## BRIEF:
Track down each line that has the word "object" and copy it.

## INPUT FOR THIS TASK:
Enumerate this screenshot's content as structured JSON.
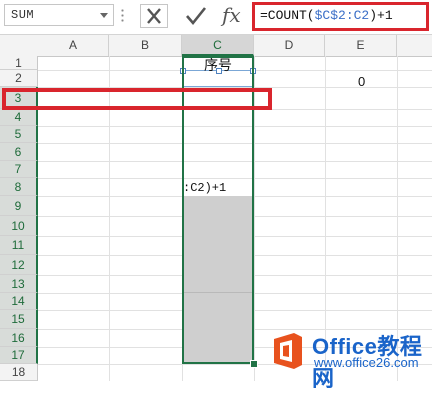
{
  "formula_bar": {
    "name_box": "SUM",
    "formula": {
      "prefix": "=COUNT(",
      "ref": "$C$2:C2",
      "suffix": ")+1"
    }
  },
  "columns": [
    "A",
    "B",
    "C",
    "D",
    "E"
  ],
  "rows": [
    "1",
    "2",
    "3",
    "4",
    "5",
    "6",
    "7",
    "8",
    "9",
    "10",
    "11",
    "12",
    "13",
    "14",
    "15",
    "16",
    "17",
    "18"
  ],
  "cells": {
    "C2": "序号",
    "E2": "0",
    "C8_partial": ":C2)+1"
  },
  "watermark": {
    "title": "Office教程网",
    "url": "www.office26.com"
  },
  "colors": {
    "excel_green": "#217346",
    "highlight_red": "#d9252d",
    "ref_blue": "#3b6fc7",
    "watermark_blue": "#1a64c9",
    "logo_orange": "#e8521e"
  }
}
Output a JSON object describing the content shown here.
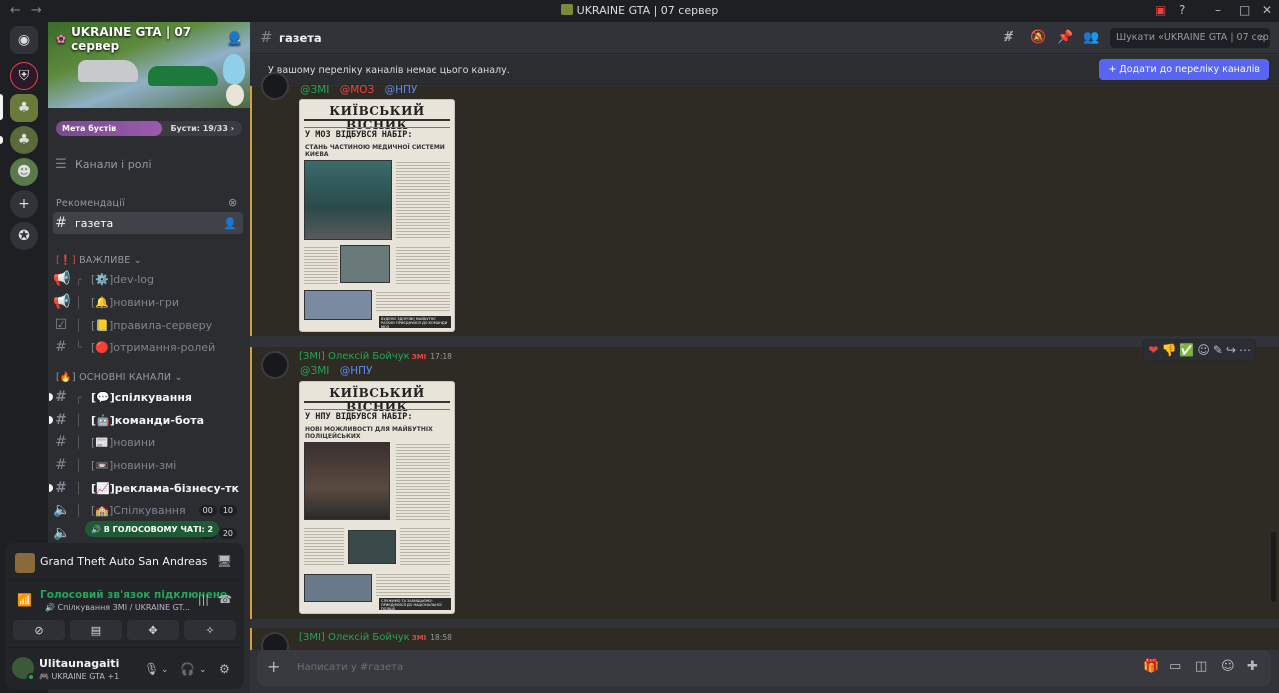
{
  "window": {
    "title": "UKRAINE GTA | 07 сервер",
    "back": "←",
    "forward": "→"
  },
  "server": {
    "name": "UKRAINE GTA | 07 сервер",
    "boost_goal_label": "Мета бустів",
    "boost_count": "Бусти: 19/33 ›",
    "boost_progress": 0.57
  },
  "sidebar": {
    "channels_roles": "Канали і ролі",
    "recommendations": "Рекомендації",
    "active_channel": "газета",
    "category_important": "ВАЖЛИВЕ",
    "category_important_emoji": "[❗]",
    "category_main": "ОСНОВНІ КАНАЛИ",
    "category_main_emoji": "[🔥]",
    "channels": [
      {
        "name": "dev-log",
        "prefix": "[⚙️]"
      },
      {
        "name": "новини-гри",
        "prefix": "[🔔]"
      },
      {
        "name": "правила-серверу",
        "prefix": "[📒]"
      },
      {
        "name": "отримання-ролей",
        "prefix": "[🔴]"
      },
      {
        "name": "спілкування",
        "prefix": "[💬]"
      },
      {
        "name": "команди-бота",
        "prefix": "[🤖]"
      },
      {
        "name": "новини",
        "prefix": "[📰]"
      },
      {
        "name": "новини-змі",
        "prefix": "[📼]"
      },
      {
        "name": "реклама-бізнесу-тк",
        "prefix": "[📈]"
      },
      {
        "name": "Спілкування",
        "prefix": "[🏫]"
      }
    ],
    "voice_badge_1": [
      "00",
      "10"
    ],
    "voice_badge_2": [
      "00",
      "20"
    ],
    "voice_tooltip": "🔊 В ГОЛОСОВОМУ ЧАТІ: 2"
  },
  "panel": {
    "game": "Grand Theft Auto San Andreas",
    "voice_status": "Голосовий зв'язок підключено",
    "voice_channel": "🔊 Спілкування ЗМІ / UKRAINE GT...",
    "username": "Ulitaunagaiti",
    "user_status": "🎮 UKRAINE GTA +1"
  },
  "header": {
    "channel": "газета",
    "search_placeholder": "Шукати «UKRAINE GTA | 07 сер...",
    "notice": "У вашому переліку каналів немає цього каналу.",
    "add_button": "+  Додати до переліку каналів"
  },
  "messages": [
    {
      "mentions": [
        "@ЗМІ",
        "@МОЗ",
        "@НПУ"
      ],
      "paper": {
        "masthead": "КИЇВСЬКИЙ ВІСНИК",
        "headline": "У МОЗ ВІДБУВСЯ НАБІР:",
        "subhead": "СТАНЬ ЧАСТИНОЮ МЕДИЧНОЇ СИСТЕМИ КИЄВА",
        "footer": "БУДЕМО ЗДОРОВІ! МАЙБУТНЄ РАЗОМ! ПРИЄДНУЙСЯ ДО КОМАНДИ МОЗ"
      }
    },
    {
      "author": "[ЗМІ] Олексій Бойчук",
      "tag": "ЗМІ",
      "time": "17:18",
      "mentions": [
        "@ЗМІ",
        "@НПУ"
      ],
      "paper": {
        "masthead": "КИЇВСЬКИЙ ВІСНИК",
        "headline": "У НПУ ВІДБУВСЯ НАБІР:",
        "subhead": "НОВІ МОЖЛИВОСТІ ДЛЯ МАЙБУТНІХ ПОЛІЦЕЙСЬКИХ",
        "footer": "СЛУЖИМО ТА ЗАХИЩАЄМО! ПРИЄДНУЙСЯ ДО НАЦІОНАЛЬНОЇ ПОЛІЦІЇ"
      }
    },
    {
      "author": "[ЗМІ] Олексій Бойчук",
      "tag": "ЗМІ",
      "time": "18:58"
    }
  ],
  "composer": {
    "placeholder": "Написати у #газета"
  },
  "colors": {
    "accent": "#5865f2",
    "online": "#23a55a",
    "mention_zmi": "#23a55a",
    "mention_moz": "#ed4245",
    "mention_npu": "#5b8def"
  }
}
--
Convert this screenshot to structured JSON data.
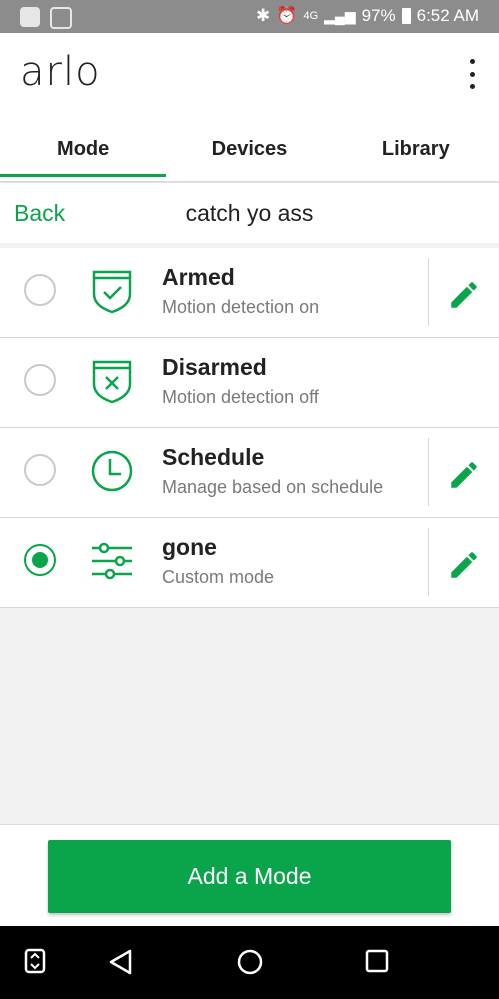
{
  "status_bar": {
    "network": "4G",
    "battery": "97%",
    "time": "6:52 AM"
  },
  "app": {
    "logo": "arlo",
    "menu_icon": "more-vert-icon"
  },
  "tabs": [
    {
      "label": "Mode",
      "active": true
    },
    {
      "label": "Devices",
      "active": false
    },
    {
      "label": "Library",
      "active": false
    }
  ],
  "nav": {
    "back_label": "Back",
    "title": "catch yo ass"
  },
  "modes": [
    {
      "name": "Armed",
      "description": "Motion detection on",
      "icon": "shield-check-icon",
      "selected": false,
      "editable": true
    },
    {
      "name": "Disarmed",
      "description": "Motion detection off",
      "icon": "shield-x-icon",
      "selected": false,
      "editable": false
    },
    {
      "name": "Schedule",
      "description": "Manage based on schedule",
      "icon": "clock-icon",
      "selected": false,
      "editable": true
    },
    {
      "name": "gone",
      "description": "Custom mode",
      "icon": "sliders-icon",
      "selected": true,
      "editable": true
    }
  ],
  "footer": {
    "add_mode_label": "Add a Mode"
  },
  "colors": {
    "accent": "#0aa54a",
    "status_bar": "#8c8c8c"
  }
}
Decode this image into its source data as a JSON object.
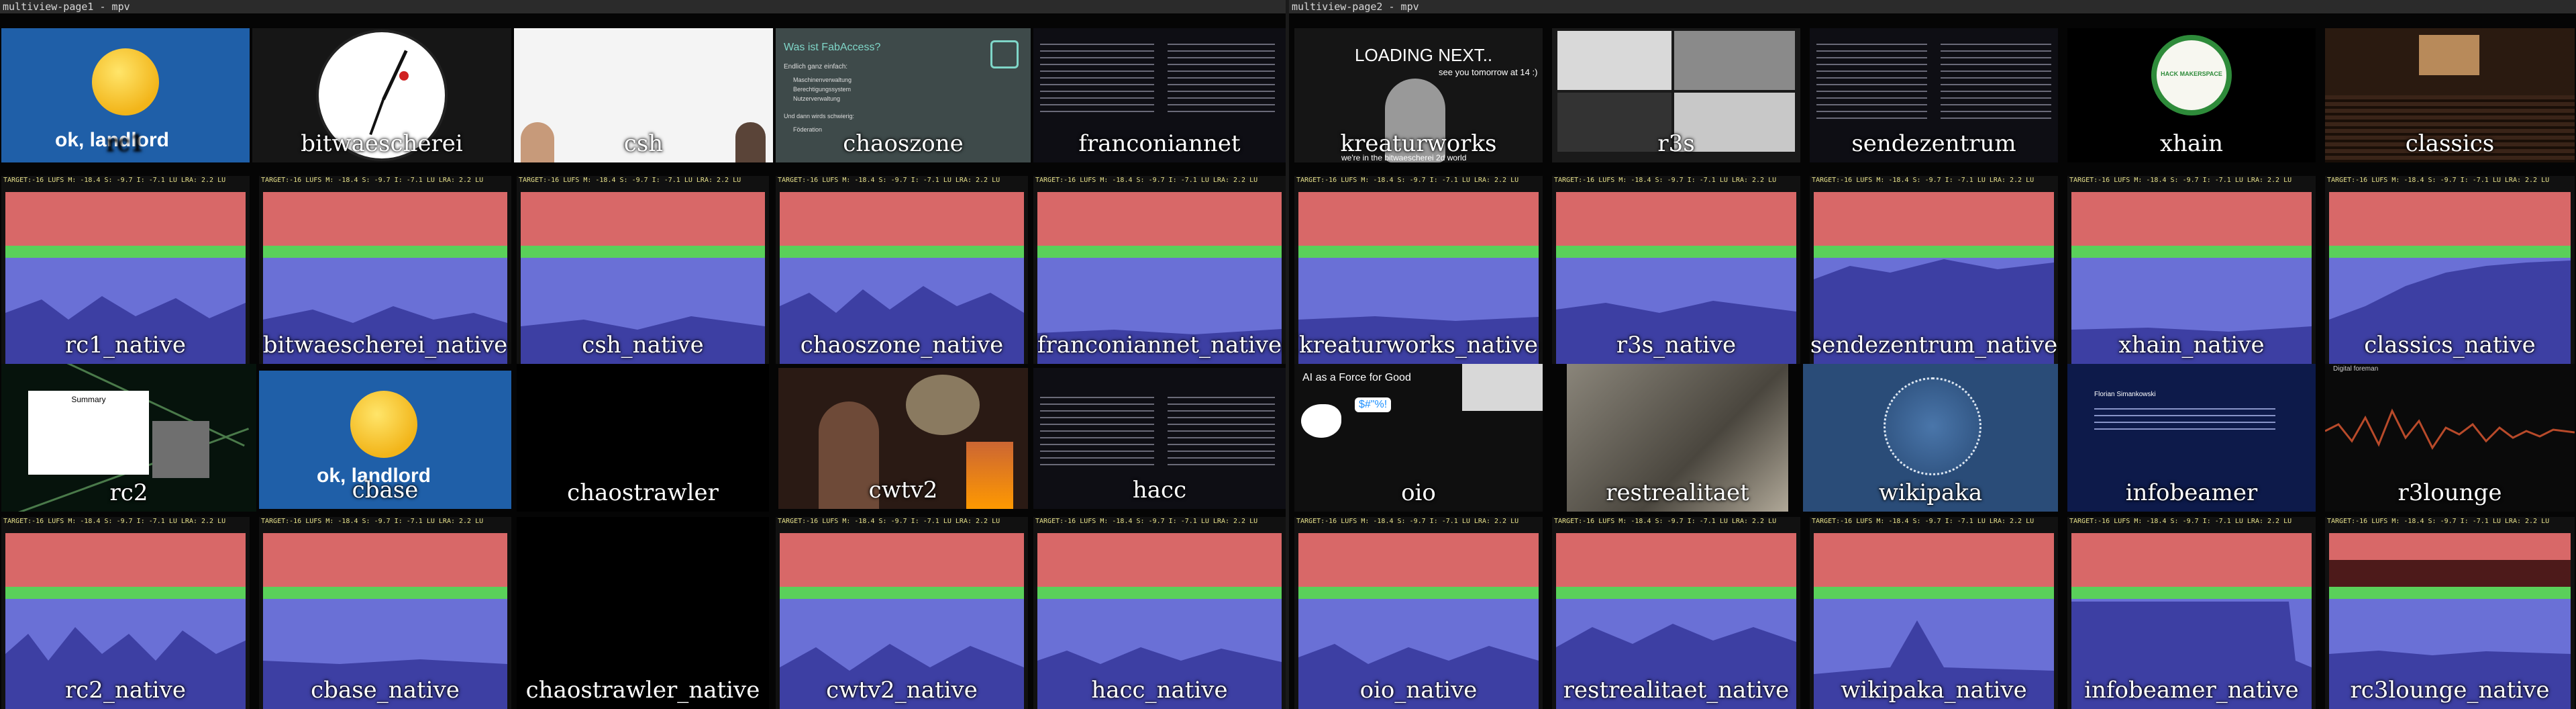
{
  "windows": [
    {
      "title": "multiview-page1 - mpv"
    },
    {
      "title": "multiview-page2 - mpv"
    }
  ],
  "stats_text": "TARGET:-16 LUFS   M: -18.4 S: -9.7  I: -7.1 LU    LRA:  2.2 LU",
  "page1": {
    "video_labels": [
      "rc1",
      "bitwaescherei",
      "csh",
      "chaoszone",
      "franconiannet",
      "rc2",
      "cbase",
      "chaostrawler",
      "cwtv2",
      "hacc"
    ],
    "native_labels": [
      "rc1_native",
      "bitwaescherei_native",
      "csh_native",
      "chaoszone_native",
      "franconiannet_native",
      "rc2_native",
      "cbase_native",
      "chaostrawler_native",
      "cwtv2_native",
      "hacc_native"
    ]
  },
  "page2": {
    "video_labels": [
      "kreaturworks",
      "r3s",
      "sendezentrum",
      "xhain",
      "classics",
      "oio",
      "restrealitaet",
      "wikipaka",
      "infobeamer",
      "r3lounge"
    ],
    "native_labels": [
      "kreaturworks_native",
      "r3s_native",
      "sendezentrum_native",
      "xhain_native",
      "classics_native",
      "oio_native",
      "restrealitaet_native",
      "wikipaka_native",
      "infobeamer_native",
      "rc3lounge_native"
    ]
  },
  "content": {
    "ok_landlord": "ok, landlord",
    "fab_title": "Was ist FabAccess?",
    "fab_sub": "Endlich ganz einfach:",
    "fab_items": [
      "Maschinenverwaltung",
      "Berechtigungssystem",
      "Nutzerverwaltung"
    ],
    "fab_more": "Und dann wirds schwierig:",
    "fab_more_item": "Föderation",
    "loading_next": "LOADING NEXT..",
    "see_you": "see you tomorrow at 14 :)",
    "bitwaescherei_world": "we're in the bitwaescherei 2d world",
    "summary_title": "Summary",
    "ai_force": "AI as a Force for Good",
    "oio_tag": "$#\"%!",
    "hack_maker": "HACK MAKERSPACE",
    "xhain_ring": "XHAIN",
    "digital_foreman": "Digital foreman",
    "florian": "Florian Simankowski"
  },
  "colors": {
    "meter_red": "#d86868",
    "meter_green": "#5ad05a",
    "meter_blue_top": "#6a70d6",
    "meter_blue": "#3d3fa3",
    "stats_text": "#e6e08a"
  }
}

## EXERCISE OUTPUT:
Output a JSON object describing the content shown here.
Decode this image into its source data as a JSON object.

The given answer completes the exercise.